• _Work to complete_
Quote all entries in full, exactly.

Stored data

::::::::

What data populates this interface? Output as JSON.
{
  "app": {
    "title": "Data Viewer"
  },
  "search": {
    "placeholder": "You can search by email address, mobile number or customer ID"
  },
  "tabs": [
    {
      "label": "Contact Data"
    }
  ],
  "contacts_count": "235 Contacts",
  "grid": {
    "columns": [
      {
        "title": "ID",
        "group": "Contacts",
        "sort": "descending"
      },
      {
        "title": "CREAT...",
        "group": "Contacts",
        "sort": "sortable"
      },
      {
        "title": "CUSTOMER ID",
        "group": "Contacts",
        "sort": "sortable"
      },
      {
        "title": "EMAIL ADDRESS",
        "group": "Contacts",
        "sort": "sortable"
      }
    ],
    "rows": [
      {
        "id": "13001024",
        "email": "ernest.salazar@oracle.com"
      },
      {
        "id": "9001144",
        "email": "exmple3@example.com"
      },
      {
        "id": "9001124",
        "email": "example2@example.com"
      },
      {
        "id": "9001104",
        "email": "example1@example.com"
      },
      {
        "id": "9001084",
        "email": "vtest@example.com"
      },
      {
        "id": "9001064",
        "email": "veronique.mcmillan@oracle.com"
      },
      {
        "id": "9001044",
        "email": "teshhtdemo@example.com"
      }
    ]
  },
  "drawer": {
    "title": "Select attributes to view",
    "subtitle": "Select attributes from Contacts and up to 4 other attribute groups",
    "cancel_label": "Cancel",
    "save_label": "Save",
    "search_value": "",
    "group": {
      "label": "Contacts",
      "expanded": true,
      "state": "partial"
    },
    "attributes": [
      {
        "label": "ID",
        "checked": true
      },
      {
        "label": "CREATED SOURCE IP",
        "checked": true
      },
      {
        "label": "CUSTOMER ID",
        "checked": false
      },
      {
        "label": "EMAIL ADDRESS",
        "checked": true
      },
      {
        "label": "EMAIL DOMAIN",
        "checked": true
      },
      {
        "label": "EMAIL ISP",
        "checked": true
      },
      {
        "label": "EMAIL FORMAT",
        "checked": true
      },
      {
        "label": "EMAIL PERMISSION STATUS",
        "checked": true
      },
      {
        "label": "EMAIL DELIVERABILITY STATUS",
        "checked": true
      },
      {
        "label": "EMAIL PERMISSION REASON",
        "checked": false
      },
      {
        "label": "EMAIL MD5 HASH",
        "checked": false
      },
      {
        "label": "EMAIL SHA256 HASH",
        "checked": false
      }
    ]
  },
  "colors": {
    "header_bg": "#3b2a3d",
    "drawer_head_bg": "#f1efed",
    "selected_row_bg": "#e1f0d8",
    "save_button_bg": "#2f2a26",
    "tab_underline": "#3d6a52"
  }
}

::::::::

• _Output below_
What data populates this interface? Output as JSON.
{
  "app": {
    "title": "Data Viewer"
  },
  "search": {
    "placeholder": "You can search by email address, mobile number or customer ID"
  },
  "tabs": [
    {
      "label": "Contact Data"
    }
  ],
  "contacts_count": "235 Contacts",
  "grid": {
    "columns": [
      {
        "title": "ID",
        "group": "Contacts",
        "sort": "descending"
      },
      {
        "title": "CREAT...",
        "group": "Contacts",
        "sort": "sortable"
      },
      {
        "title": "CUSTOMER ID",
        "group": "Contacts",
        "sort": "sortable"
      },
      {
        "title": "EMAIL ADDRESS",
        "group": "Contacts",
        "sort": "sortable"
      }
    ],
    "rows": [
      {
        "id": "13001024",
        "email": "ernest.salazar@oracle.com"
      },
      {
        "id": "9001144",
        "email": "exmple3@example.com"
      },
      {
        "id": "9001124",
        "email": "example2@example.com"
      },
      {
        "id": "9001104",
        "email": "example1@example.com"
      },
      {
        "id": "9001084",
        "email": "vtest@example.com"
      },
      {
        "id": "9001064",
        "email": "veronique.mcmillan@oracle.com"
      },
      {
        "id": "9001044",
        "email": "teshhtdemo@example.com"
      }
    ]
  },
  "drawer": {
    "title": "Select attributes to view",
    "subtitle": "Select attributes from Contacts and up to 4 other attribute groups",
    "cancel_label": "Cancel",
    "save_label": "Save",
    "search_value": "",
    "group": {
      "label": "Contacts",
      "expanded": true,
      "state": "partial"
    },
    "attributes": [
      {
        "label": "ID",
        "checked": true
      },
      {
        "label": "CREATED SOURCE IP",
        "checked": true
      },
      {
        "label": "CUSTOMER ID",
        "checked": false
      },
      {
        "label": "EMAIL ADDRESS",
        "checked": true
      },
      {
        "label": "EMAIL DOMAIN",
        "checked": true
      },
      {
        "label": "EMAIL ISP",
        "checked": true
      },
      {
        "label": "EMAIL FORMAT",
        "checked": true
      },
      {
        "label": "EMAIL PERMISSION STATUS",
        "checked": true
      },
      {
        "label": "EMAIL DELIVERABILITY STATUS",
        "checked": true
      },
      {
        "label": "EMAIL PERMISSION REASON",
        "checked": false
      },
      {
        "label": "EMAIL MD5 HASH",
        "checked": false
      },
      {
        "label": "EMAIL SHA256 HASH",
        "checked": false
      }
    ]
  },
  "colors": {
    "header_bg": "#3b2a3d",
    "drawer_head_bg": "#f1efed",
    "selected_row_bg": "#e1f0d8",
    "save_button_bg": "#2f2a26",
    "tab_underline": "#3d6a52"
  }
}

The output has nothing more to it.